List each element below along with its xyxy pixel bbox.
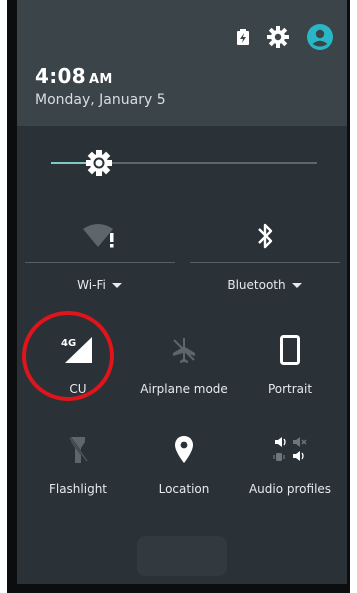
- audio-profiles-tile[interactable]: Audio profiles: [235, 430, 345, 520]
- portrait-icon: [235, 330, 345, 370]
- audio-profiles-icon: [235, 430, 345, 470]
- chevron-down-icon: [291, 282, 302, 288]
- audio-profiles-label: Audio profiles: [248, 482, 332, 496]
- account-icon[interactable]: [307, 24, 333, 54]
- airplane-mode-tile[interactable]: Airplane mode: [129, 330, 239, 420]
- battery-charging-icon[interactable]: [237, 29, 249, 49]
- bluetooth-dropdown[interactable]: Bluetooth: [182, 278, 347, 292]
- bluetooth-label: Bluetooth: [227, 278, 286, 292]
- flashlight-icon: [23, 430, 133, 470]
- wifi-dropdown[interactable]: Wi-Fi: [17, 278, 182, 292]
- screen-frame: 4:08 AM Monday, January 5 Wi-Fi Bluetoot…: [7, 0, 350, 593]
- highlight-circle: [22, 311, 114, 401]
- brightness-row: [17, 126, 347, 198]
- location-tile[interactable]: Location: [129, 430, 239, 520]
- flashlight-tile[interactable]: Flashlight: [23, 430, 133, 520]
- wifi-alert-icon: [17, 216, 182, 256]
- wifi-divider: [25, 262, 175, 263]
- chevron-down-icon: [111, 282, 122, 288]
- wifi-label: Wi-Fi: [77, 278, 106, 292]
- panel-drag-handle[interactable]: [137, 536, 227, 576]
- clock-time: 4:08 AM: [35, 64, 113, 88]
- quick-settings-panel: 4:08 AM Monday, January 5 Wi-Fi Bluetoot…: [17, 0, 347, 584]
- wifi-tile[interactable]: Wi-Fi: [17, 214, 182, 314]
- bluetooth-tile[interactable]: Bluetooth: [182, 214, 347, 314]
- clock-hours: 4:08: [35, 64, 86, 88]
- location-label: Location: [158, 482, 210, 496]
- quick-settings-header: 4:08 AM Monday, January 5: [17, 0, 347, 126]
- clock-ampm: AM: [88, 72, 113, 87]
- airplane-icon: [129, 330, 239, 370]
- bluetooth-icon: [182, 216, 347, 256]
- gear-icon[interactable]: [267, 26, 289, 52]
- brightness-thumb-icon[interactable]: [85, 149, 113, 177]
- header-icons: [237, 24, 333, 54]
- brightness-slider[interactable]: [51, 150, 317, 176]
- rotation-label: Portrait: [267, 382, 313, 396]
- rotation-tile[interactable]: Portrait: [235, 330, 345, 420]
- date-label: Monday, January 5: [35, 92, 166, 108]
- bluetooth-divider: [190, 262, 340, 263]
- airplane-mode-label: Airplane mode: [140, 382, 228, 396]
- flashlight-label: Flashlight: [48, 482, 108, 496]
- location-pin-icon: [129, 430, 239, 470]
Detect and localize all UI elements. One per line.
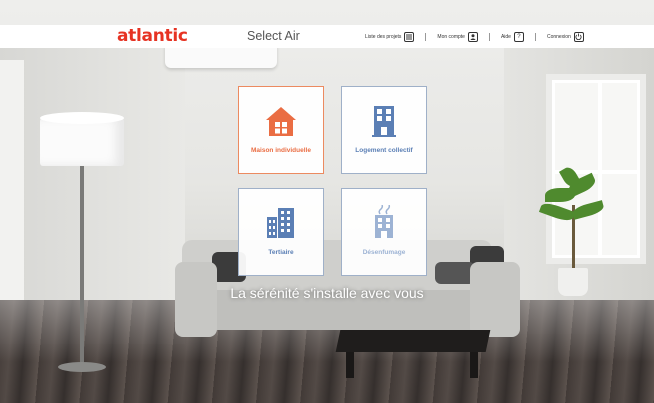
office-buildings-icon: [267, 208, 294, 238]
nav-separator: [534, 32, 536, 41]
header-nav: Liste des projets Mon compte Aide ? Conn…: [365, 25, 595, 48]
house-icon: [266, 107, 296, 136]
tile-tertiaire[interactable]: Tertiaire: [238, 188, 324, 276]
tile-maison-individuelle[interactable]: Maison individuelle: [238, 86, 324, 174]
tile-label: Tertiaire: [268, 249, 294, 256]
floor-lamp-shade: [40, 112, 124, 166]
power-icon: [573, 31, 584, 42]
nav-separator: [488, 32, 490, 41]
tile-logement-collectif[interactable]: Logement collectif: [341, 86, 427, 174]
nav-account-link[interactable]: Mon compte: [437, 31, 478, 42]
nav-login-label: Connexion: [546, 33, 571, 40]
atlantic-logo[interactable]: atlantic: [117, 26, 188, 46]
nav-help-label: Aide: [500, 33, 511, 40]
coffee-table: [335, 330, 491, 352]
• • • • •
REQUEST: Rewrite the entries from the line containing "office-buildings-icon: [267, 208, 294, 238]" through the end, replacing "nav-separator" with "menu-divider" and leaving everything else unchanged.

SOLVED EXERCISE:
office-buildings-icon: [267, 208, 294, 238]
menu-divider: [534, 32, 536, 41]
header-nav: Liste des projets Mon compte Aide ? Conn…: [365, 25, 595, 48]
house-icon: [266, 107, 296, 136]
tile-tertiaire[interactable]: Tertiaire: [238, 188, 324, 276]
tile-maison-individuelle[interactable]: Maison individuelle: [238, 86, 324, 174]
tile-label: Tertiaire: [268, 249, 294, 256]
floor-lamp-shade: [40, 112, 124, 166]
power-icon: [573, 31, 584, 42]
menu-divider: [488, 32, 490, 41]
tile-logement-collectif[interactable]: Logement collectif: [341, 86, 427, 174]
nav-account-link[interactable]: Mon compte: [437, 31, 478, 42]
nav-login-label: Connexion: [546, 33, 571, 40]
atlantic-logo[interactable]: atlantic: [117, 26, 188, 46]
nav-help-label: Aide: [500, 33, 511, 40]
coffee-table: [335, 330, 491, 352]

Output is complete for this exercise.